## [Directions for this task]
Print out every record exactly as it appears.

[Records from a data source]
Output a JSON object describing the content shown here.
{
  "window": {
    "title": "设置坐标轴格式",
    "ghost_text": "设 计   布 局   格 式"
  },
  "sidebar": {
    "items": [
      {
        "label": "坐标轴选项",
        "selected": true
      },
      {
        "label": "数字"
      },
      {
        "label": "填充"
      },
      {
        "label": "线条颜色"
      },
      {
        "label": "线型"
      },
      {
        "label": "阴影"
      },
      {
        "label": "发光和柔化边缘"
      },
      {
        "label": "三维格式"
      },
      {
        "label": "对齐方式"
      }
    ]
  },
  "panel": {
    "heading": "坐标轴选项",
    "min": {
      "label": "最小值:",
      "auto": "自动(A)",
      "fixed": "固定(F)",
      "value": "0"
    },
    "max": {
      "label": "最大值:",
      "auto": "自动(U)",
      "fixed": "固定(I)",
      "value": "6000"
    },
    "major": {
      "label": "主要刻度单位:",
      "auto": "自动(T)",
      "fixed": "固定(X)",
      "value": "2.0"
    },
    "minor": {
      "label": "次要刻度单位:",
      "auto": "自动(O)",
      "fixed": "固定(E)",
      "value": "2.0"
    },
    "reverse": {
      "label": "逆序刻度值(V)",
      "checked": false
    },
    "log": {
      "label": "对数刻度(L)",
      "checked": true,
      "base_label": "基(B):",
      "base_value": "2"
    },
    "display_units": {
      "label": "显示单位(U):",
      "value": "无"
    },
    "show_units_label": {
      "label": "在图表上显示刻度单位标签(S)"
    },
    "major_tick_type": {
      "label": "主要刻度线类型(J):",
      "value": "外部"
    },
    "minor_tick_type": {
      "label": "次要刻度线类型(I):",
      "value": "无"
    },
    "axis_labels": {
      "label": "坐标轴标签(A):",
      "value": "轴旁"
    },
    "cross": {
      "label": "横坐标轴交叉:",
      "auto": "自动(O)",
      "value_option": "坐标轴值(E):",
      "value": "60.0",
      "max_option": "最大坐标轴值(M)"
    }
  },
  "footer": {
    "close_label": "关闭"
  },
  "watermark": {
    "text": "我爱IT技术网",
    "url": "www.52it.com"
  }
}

## [Output of the task]
Output a JSON object describing the content shown here.
{
  "window": {
    "title": "设置坐标轴格式",
    "ghost_text": "设 计   布 局   格 式"
  },
  "sidebar": {
    "items": [
      {
        "label": "坐标轴选项",
        "selected": true
      },
      {
        "label": "数字"
      },
      {
        "label": "填充"
      },
      {
        "label": "线条颜色"
      },
      {
        "label": "线型"
      },
      {
        "label": "阴影"
      },
      {
        "label": "发光和柔化边缘"
      },
      {
        "label": "三维格式"
      },
      {
        "label": "对齐方式"
      }
    ]
  },
  "panel": {
    "heading": "坐标轴选项",
    "min": {
      "label": "最小值:",
      "auto": "自动(A)",
      "fixed": "固定(F)",
      "value": "0"
    },
    "max": {
      "label": "最大值:",
      "auto": "自动(U)",
      "fixed": "固定(I)",
      "value": "6000"
    },
    "major": {
      "label": "主要刻度单位:",
      "auto": "自动(T)",
      "fixed": "固定(X)",
      "value": "2.0"
    },
    "minor": {
      "label": "次要刻度单位:",
      "auto": "自动(O)",
      "fixed": "固定(E)",
      "value": "2.0"
    },
    "reverse": {
      "label": "逆序刻度值(V)",
      "checked": false
    },
    "log": {
      "label": "对数刻度(L)",
      "checked": true,
      "base_label": "基(B):",
      "base_value": "2"
    },
    "display_units": {
      "label": "显示单位(U):",
      "value": "无"
    },
    "show_units_label": {
      "label": "在图表上显示刻度单位标签(S)"
    },
    "major_tick_type": {
      "label": "主要刻度线类型(J):",
      "value": "外部"
    },
    "minor_tick_type": {
      "label": "次要刻度线类型(I):",
      "value": "无"
    },
    "axis_labels": {
      "label": "坐标轴标签(A):",
      "value": "轴旁"
    },
    "cross": {
      "label": "横坐标轴交叉:",
      "auto": "自动(O)",
      "value_option": "坐标轴值(E):",
      "value": "60.0",
      "max_option": "最大坐标轴值(M)"
    }
  },
  "footer": {
    "close_label": "关闭"
  },
  "watermark": {
    "text": "我爱IT技术网",
    "url": "www.52it.com"
  }
}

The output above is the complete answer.